Your job is to restate each entry word for word.

··· Data extract ···

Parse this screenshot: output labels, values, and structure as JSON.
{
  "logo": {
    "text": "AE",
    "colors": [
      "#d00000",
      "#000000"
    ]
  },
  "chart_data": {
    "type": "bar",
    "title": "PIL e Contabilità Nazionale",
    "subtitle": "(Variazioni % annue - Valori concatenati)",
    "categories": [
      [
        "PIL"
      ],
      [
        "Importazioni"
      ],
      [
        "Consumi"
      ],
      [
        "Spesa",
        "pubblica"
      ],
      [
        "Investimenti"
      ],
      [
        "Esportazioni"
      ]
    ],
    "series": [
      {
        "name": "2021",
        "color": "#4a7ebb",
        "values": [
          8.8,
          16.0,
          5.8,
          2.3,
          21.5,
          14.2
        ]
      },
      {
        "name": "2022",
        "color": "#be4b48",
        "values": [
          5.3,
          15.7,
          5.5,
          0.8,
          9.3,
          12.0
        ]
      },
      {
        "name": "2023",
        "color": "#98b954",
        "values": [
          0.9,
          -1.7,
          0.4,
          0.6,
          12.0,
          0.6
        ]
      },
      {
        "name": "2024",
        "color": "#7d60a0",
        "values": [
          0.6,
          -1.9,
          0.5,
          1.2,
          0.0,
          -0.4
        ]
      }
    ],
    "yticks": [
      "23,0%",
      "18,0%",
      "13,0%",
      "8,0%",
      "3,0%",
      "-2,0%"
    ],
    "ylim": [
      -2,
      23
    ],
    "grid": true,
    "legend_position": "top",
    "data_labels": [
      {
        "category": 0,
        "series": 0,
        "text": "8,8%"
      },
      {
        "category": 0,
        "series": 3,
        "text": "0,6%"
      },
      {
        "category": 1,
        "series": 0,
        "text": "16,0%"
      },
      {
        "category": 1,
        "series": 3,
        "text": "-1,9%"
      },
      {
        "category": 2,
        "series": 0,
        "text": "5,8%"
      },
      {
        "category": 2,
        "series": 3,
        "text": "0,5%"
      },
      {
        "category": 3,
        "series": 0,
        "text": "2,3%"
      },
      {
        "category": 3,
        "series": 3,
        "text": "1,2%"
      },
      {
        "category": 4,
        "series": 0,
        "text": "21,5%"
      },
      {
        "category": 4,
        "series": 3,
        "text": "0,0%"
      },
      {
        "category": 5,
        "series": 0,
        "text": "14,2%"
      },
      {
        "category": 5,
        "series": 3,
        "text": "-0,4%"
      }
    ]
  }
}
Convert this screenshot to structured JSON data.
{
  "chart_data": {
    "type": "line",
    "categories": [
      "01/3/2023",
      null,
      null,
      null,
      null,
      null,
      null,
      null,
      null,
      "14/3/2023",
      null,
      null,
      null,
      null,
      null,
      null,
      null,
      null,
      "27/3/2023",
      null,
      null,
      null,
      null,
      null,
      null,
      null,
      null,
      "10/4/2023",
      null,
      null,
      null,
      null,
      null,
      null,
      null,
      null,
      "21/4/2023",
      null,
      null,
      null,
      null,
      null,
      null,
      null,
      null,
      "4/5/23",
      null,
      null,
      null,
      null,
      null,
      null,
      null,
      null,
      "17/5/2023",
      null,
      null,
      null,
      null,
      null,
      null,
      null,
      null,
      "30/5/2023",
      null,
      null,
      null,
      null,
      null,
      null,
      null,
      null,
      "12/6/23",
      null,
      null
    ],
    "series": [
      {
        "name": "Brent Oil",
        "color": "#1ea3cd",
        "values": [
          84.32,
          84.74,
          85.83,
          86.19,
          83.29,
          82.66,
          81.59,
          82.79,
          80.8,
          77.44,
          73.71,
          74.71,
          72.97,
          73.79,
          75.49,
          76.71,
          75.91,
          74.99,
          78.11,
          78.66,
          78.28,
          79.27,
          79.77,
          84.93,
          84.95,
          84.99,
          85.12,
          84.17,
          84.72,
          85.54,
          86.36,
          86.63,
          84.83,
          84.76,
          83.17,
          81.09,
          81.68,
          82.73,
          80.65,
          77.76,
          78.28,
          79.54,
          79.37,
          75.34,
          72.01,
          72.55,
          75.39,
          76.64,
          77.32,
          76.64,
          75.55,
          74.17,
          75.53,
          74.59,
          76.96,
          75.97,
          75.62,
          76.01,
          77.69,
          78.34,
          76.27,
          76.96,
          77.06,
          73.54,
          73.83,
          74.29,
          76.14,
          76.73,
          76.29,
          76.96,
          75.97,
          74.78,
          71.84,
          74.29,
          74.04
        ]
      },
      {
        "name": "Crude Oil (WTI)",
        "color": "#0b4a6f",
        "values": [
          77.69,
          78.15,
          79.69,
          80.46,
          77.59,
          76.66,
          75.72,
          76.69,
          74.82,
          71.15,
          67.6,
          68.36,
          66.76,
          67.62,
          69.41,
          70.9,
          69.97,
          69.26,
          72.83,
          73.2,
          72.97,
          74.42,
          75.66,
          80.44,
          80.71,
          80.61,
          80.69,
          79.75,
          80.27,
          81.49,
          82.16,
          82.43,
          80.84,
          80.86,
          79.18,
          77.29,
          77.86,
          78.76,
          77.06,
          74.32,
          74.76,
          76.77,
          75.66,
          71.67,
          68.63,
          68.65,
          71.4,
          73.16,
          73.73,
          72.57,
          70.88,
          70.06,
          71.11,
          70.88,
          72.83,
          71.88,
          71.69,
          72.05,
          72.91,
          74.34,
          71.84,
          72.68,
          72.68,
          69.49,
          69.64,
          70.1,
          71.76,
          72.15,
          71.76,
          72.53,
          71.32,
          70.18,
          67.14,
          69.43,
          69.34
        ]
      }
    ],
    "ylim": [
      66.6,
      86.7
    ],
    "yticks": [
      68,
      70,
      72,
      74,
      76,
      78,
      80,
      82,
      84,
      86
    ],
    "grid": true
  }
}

···

| Completed task |
Parse this screenshot: output labels, values, and structure as JSON.
{
  "logo": {
    "text": "AE",
    "colors": [
      "#d00000",
      "#000000"
    ]
  },
  "chart_data": {
    "type": "bar",
    "title": "PIL e Contabilità Nazionale",
    "subtitle": "(Variazioni % annue - Valori concatenati)",
    "categories": [
      [
        "PIL"
      ],
      [
        "Importazioni"
      ],
      [
        "Consumi"
      ],
      [
        "Spesa",
        "pubblica"
      ],
      [
        "Investimenti"
      ],
      [
        "Esportazioni"
      ]
    ],
    "series": [
      {
        "name": "2021",
        "color": "#4a7ebb",
        "values": [
          8.8,
          16.0,
          5.8,
          2.3,
          21.5,
          14.2
        ]
      },
      {
        "name": "2022",
        "color": "#be4b48",
        "values": [
          5.3,
          15.7,
          5.5,
          0.8,
          9.3,
          12.0
        ]
      },
      {
        "name": "2023",
        "color": "#98b954",
        "values": [
          0.9,
          -1.7,
          0.4,
          0.6,
          12.0,
          0.6
        ]
      },
      {
        "name": "2024",
        "color": "#7d60a0",
        "values": [
          0.6,
          -1.9,
          0.5,
          1.2,
          0.0,
          -0.4
        ]
      }
    ],
    "yticks": [
      "23,0%",
      "18,0%",
      "13,0%",
      "8,0%",
      "3,0%",
      "-2,0%"
    ],
    "ylim": [
      -2,
      23
    ],
    "grid": true,
    "legend_position": "top",
    "data_labels": [
      {
        "category": 0,
        "series": 0,
        "text": "8,8%"
      },
      {
        "category": 0,
        "series": 3,
        "text": "0,6%"
      },
      {
        "category": 1,
        "series": 0,
        "text": "16,0%"
      },
      {
        "category": 1,
        "series": 3,
        "text": "-1,9%"
      },
      {
        "category": 2,
        "series": 0,
        "text": "5,8%"
      },
      {
        "category": 2,
        "series": 3,
        "text": "0,5%"
      },
      {
        "category": 3,
        "series": 0,
        "text": "2,3%"
      },
      {
        "category": 3,
        "series": 3,
        "text": "1,2%"
      },
      {
        "category": 4,
        "series": 0,
        "text": "21,5%"
      },
      {
        "category": 4,
        "series": 3,
        "text": "0,0%"
      },
      {
        "category": 5,
        "series": 0,
        "text": "14,2%"
      },
      {
        "category": 5,
        "series": 3,
        "text": "-0,4%"
      }
    ]
  }
}
Convert this screenshot to structured JSON data.
{
  "chart_data": {
    "type": "line",
    "categories": [
      "01/3/2023",
      null,
      null,
      null,
      null,
      null,
      null,
      null,
      null,
      "14/3/2023",
      null,
      null,
      null,
      null,
      null,
      null,
      null,
      null,
      "27/3/2023",
      null,
      null,
      null,
      null,
      null,
      null,
      null,
      null,
      "10/4/2023",
      null,
      null,
      null,
      null,
      null,
      null,
      null,
      null,
      "21/4/2023",
      null,
      null,
      null,
      null,
      null,
      null,
      null,
      null,
      "4/5/23",
      null,
      null,
      null,
      null,
      null,
      null,
      null,
      null,
      "17/5/2023",
      null,
      null,
      null,
      null,
      null,
      null,
      null,
      null,
      "30/5/2023",
      null,
      null,
      null,
      null,
      null,
      null,
      null,
      null,
      "12/6/23",
      null,
      null
    ],
    "series": [
      {
        "name": "Brent Oil",
        "color": "#1ea3cd",
        "values": [
          84.32,
          84.74,
          85.83,
          86.19,
          83.29,
          82.66,
          81.59,
          82.79,
          80.8,
          77.44,
          73.71,
          74.71,
          72.97,
          73.79,
          75.49,
          76.71,
          75.91,
          74.99,
          78.11,
          78.66,
          78.28,
          79.27,
          79.77,
          84.93,
          84.95,
          84.99,
          85.12,
          84.17,
          84.72,
          85.54,
          86.36,
          86.63,
          84.83,
          84.76,
          83.17,
          81.09,
          81.68,
          82.73,
          80.65,
          77.76,
          78.28,
          79.54,
          79.37,
          75.34,
          72.01,
          72.55,
          75.39,
          76.64,
          77.32,
          76.64,
          75.55,
          74.17,
          75.53,
          74.59,
          76.96,
          75.97,
          75.62,
          76.01,
          77.69,
          78.34,
          76.27,
          76.96,
          77.06,
          73.54,
          73.83,
          74.29,
          76.14,
          76.73,
          76.29,
          76.96,
          75.97,
          74.78,
          71.84,
          74.29,
          74.04
        ]
      },
      {
        "name": "Crude Oil (WTI)",
        "color": "#0b4a6f",
        "values": [
          77.69,
          78.15,
          79.69,
          80.46,
          77.59,
          76.66,
          75.72,
          76.69,
          74.82,
          71.15,
          67.6,
          68.36,
          66.76,
          67.62,
          69.41,
          70.9,
          69.97,
          69.26,
          72.83,
          73.2,
          72.97,
          74.42,
          75.66,
          80.44,
          80.71,
          80.61,
          80.69,
          79.75,
          80.27,
          81.49,
          82.16,
          82.43,
          80.84,
          80.86,
          79.18,
          77.29,
          77.86,
          78.76,
          77.06,
          74.32,
          74.76,
          76.77,
          75.66,
          71.67,
          68.63,
          68.65,
          71.4,
          73.16,
          73.73,
          72.57,
          70.88,
          70.06,
          71.11,
          70.88,
          72.83,
          71.88,
          71.69,
          72.05,
          72.91,
          74.34,
          71.84,
          72.68,
          72.68,
          69.49,
          69.64,
          70.1,
          71.76,
          72.15,
          71.76,
          72.53,
          71.32,
          70.18,
          67.14,
          69.43,
          69.34
        ]
      }
    ],
    "ylim": [
      66.6,
      86.7
    ],
    "yticks": [
      68,
      70,
      72,
      74,
      76,
      78,
      80,
      82,
      84,
      86
    ],
    "grid": true
  }
}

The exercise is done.